##### RECORDS SHOWN #####

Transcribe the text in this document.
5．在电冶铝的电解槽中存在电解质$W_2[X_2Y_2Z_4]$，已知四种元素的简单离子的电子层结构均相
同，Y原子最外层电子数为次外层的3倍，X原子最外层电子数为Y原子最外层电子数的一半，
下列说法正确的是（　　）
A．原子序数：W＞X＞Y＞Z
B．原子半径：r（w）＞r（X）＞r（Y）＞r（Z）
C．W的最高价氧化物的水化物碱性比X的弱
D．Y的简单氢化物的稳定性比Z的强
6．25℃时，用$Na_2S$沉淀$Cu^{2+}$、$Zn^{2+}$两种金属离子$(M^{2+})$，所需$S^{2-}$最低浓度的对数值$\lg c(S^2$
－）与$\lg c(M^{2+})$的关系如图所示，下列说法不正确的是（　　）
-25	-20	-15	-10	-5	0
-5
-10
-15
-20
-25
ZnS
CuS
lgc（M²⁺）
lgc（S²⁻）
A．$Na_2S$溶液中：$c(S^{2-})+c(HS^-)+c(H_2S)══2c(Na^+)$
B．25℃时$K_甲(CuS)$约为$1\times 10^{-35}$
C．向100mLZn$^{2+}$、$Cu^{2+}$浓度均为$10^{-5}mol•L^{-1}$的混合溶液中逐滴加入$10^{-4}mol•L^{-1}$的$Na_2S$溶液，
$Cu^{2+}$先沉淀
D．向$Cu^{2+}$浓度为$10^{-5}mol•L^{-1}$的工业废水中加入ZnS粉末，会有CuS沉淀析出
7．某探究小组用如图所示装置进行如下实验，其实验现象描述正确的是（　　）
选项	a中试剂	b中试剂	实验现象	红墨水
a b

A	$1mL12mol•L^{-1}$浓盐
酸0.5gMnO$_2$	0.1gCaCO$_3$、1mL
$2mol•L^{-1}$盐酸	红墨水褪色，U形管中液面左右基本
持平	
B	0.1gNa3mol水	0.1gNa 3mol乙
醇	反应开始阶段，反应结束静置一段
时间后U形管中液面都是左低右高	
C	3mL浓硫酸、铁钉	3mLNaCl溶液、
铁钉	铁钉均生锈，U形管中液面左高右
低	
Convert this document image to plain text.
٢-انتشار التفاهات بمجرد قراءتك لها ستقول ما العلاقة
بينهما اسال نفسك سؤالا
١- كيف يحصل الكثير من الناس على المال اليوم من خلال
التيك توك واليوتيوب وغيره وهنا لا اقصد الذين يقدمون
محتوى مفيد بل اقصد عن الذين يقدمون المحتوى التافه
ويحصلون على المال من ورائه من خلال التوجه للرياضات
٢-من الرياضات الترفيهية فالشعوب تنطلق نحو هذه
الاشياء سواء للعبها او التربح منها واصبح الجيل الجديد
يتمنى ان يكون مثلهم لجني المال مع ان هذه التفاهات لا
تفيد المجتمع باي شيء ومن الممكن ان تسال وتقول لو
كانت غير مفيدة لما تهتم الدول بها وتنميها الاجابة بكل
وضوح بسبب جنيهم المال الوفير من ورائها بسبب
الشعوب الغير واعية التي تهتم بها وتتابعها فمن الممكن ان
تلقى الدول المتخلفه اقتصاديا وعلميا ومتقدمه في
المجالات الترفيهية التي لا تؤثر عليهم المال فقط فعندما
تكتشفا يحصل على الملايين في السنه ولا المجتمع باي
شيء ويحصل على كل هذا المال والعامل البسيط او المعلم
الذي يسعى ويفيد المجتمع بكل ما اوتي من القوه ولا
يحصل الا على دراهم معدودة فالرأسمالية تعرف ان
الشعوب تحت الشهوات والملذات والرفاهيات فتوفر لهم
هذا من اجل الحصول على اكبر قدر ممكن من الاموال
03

#####

### TASK PROMPT:
Count each line above in which the string "تهتم" appears, then state only the total.

### OUTPUT:
2